What the exercise asks:
Look for the word "informations" in the entries below, then copy every line that has it.

**** The records

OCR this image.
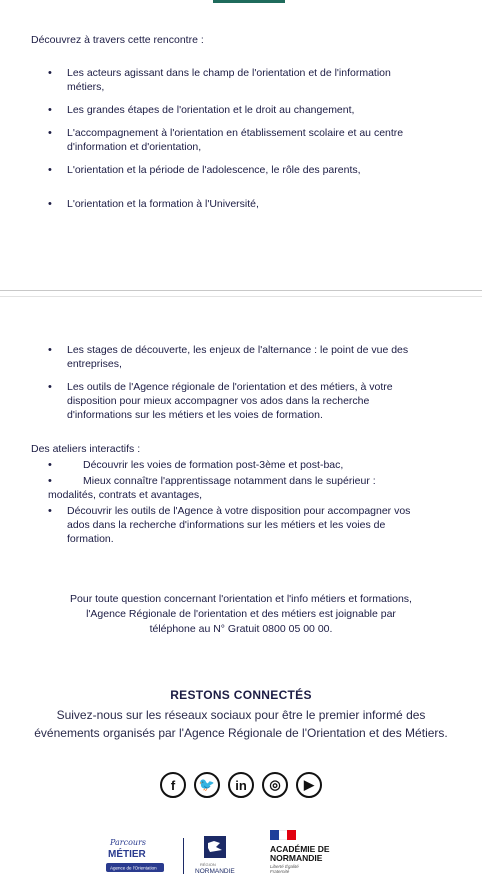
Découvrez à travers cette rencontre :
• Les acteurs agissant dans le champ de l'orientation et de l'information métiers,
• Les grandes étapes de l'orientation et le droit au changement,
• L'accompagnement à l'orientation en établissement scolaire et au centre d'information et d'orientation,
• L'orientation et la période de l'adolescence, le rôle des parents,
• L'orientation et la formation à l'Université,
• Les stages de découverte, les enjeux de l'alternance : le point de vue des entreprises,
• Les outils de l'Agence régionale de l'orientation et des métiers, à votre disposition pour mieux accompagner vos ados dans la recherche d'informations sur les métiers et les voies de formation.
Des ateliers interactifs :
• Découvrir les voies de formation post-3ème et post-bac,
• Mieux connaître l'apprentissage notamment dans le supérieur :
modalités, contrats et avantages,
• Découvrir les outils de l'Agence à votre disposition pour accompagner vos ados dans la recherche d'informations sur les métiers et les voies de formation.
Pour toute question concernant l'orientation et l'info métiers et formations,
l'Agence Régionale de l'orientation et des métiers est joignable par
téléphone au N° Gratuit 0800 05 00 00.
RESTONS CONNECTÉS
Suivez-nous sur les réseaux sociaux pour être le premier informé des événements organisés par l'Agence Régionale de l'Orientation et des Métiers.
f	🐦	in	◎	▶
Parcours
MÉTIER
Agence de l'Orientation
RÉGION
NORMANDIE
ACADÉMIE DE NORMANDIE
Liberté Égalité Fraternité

********
**** The records

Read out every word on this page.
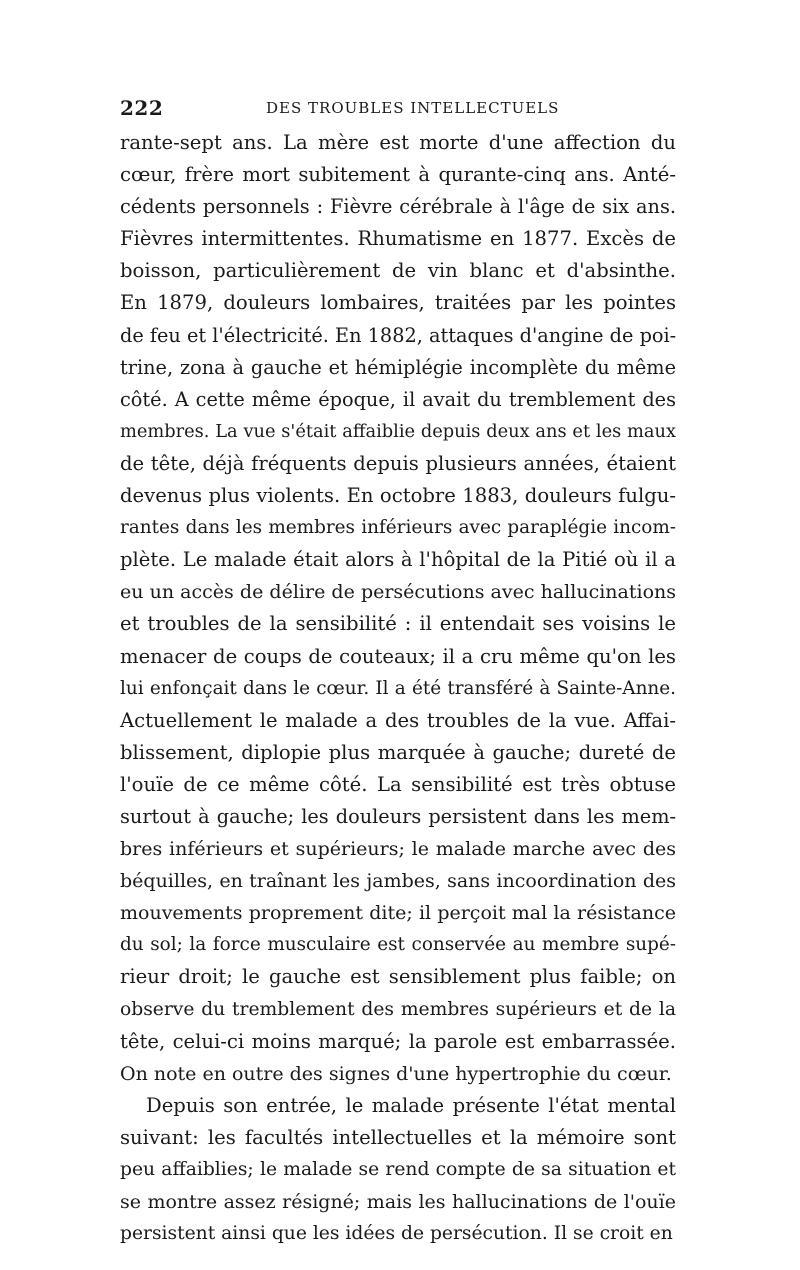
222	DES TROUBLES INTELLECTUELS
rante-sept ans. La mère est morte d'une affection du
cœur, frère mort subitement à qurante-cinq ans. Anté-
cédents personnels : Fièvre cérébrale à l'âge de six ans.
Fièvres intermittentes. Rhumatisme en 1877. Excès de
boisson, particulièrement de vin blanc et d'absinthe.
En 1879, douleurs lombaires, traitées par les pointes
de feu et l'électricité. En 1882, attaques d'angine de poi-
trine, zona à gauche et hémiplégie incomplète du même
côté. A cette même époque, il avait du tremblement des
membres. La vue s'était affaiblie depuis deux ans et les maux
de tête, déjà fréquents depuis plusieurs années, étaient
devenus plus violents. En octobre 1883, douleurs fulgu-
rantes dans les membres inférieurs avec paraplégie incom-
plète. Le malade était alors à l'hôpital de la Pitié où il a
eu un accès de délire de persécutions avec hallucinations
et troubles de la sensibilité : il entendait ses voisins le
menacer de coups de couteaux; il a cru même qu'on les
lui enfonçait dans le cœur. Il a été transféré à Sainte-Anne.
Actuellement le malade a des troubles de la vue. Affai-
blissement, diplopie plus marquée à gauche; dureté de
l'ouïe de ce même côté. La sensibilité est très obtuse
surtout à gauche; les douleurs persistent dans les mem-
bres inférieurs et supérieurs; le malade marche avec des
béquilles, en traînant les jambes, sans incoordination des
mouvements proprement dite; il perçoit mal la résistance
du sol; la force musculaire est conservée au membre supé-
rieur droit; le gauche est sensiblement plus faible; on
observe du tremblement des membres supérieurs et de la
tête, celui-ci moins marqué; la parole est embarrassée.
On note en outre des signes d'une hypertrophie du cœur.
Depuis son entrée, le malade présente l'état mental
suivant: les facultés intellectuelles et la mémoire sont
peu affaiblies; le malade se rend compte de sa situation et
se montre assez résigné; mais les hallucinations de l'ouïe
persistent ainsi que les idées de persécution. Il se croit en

********

Complete response:
• Les outils de l'Agence régionale de l'orientation et des métiers, à votre disposition pour mieux accompagner vos ados dans la recherche d'informations sur les métiers et les voies de formation.
• Découvrir les outils de l'Agence à votre disposition pour accompagner vos ados dans la recherche d'informations sur les métiers et les voies de formation.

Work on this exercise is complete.